START Information supplied

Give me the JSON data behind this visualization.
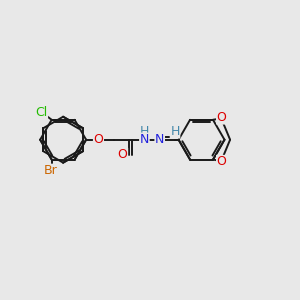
{
  "bg_color": "#e8e8e8",
  "bond_color": "#1a1a1a",
  "bond_width": 1.4,
  "atom_colors": {
    "Cl": "#22bb00",
    "Br": "#cc6600",
    "O": "#dd0000",
    "N": "#2222dd",
    "H_N": "#4488aa",
    "C": "#1a1a1a"
  },
  "font_size": 8.5,
  "figsize": [
    3.0,
    3.0
  ],
  "dpi": 100
}
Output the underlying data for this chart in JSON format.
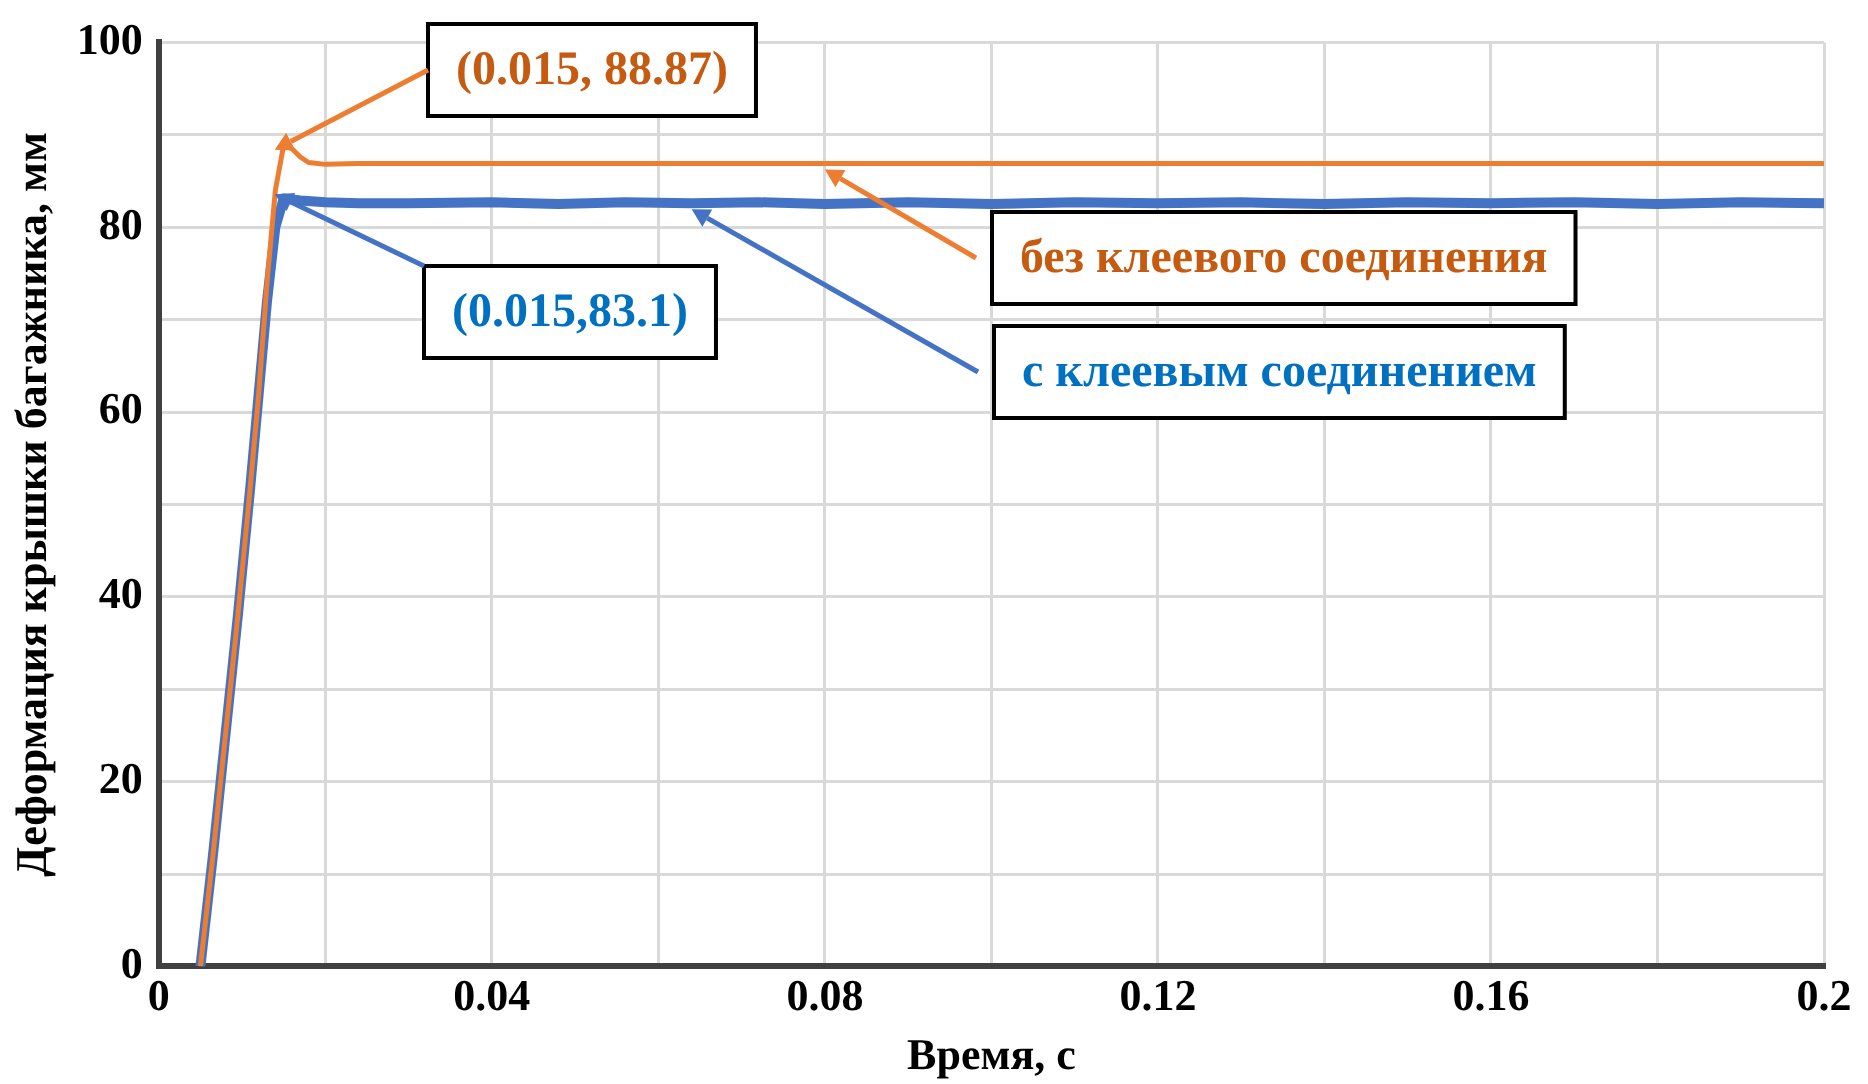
{
  "chart_data": {
    "type": "line",
    "xlabel": "Время, с",
    "ylabel": "Деформация крышки багажника, мм",
    "xlim": [
      0,
      0.2
    ],
    "xticks": [
      0,
      {
        "value": 0.02,
        "label": null
      },
      0.04,
      {
        "value": 0.06,
        "label": null
      },
      0.08,
      {
        "value": 0.1,
        "label": null
      },
      0.12,
      {
        "value": 0.14,
        "label": null
      },
      0.16,
      {
        "value": 0.18,
        "label": null
      },
      0.2
    ],
    "ylim": [
      0,
      100
    ],
    "yticks": [
      0,
      {
        "value": 10,
        "label": null
      },
      20,
      {
        "value": 30,
        "label": null
      },
      40,
      {
        "value": 50,
        "label": null
      },
      60,
      {
        "value": 70,
        "label": null
      },
      80,
      {
        "value": 90,
        "label": null
      },
      100
    ],
    "grid": true,
    "legend": false,
    "marker": "none",
    "line_style": "solid",
    "series": [
      {
        "name": "без клеевого соединения",
        "color": "#ed7d31",
        "x": [
          0.005,
          0.0065,
          0.008,
          0.0095,
          0.011,
          0.012,
          0.013,
          0.014,
          0.015,
          0.016,
          0.017,
          0.018,
          0.02,
          0.024,
          0.03,
          0.04,
          0.05,
          0.06,
          0.07,
          0.08,
          0.1,
          0.12,
          0.14,
          0.16,
          0.18,
          0.2
        ],
        "values": [
          0,
          12,
          25,
          38,
          52,
          62,
          74,
          84,
          88.9,
          88.5,
          87.6,
          87,
          86.8,
          86.9,
          86.9,
          86.9,
          86.9,
          86.9,
          86.9,
          86.9,
          86.9,
          86.9,
          86.9,
          86.9,
          86.9,
          86.9
        ]
      },
      {
        "name": "с клеевым соединением",
        "color": "#4472c4",
        "x": [
          0.005,
          0.0065,
          0.008,
          0.0095,
          0.011,
          0.012,
          0.013,
          0.014,
          0.015,
          0.017,
          0.02,
          0.024,
          0.03,
          0.04,
          0.048,
          0.056,
          0.064,
          0.072,
          0.08,
          0.09,
          0.1,
          0.11,
          0.12,
          0.13,
          0.14,
          0.15,
          0.16,
          0.17,
          0.18,
          0.19,
          0.2
        ],
        "values": [
          0,
          12,
          25,
          38,
          52,
          62,
          72,
          80,
          83.1,
          82.9,
          82.7,
          82.6,
          82.6,
          82.7,
          82.5,
          82.7,
          82.6,
          82.7,
          82.5,
          82.7,
          82.5,
          82.7,
          82.6,
          82.7,
          82.5,
          82.7,
          82.6,
          82.7,
          82.5,
          82.7,
          82.6
        ]
      }
    ],
    "annotations": [
      {
        "text": "(0.015, 88.87)",
        "x": 0.015,
        "y": 88.87
      },
      {
        "text": "(0.015,83.1)",
        "x": 0.015,
        "y": 83.1
      }
    ]
  }
}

END Information supplied

What is required
Repeat every record above exactly, but leave out any pictures.

Task solution
Give me the JSON data behind this visualization.
{
  "bg_color": "#e8e8e8",
  "bond_color": "#1a1a1a",
  "bond_width": 1.4,
  "atom_colors": {
    "Cl": "#22bb00",
    "Br": "#cc6600",
    "O": "#dd0000",
    "N": "#2222dd",
    "H_N": "#4488aa",
    "C": "#1a1a1a"
  },
  "font_size": 8.5,
  "figsize": [
    3.0,
    3.0
  ],
  "dpi": 100
}
Output the underlying data for this chart in JSON format.
{
  "chart_data": {
    "type": "line",
    "xlabel": "Время, с",
    "ylabel": "Деформация крышки багажника, мм",
    "xlim": [
      0,
      0.2
    ],
    "xticks": [
      0,
      {
        "value": 0.02,
        "label": null
      },
      0.04,
      {
        "value": 0.06,
        "label": null
      },
      0.08,
      {
        "value": 0.1,
        "label": null
      },
      0.12,
      {
        "value": 0.14,
        "label": null
      },
      0.16,
      {
        "value": 0.18,
        "label": null
      },
      0.2
    ],
    "ylim": [
      0,
      100
    ],
    "yticks": [
      0,
      {
        "value": 10,
        "label": null
      },
      20,
      {
        "value": 30,
        "label": null
      },
      40,
      {
        "value": 50,
        "label": null
      },
      60,
      {
        "value": 70,
        "label": null
      },
      80,
      {
        "value": 90,
        "label": null
      },
      100
    ],
    "grid": true,
    "legend": false,
    "marker": "none",
    "line_style": "solid",
    "series": [
      {
        "name": "без клеевого соединения",
        "color": "#ed7d31",
        "x": [
          0.005,
          0.0065,
          0.008,
          0.0095,
          0.011,
          0.012,
          0.013,
          0.014,
          0.015,
          0.016,
          0.017,
          0.018,
          0.02,
          0.024,
          0.03,
          0.04,
          0.05,
          0.06,
          0.07,
          0.08,
          0.1,
          0.12,
          0.14,
          0.16,
          0.18,
          0.2
        ],
        "values": [
          0,
          12,
          25,
          38,
          52,
          62,
          74,
          84,
          88.9,
          88.5,
          87.6,
          87,
          86.8,
          86.9,
          86.9,
          86.9,
          86.9,
          86.9,
          86.9,
          86.9,
          86.9,
          86.9,
          86.9,
          86.9,
          86.9,
          86.9
        ]
      },
      {
        "name": "с клеевым соединением",
        "color": "#4472c4",
        "x": [
          0.005,
          0.0065,
          0.008,
          0.0095,
          0.011,
          0.012,
          0.013,
          0.014,
          0.015,
          0.017,
          0.02,
          0.024,
          0.03,
          0.04,
          0.048,
          0.056,
          0.064,
          0.072,
          0.08,
          0.09,
          0.1,
          0.11,
          0.12,
          0.13,
          0.14,
          0.15,
          0.16,
          0.17,
          0.18,
          0.19,
          0.2
        ],
        "values": [
          0,
          12,
          25,
          38,
          52,
          62,
          72,
          80,
          83.1,
          82.9,
          82.7,
          82.6,
          82.6,
          82.7,
          82.5,
          82.7,
          82.6,
          82.7,
          82.5,
          82.7,
          82.5,
          82.7,
          82.6,
          82.7,
          82.5,
          82.7,
          82.6,
          82.7,
          82.5,
          82.7,
          82.6
        ]
      }
    ],
    "annotations": [
      {
        "text": "(0.015, 88.87)",
        "x": 0.015,
        "y": 88.87
      },
      {
        "text": "(0.015,83.1)",
        "x": 0.015,
        "y": 83.1
      }
    ]
  }
}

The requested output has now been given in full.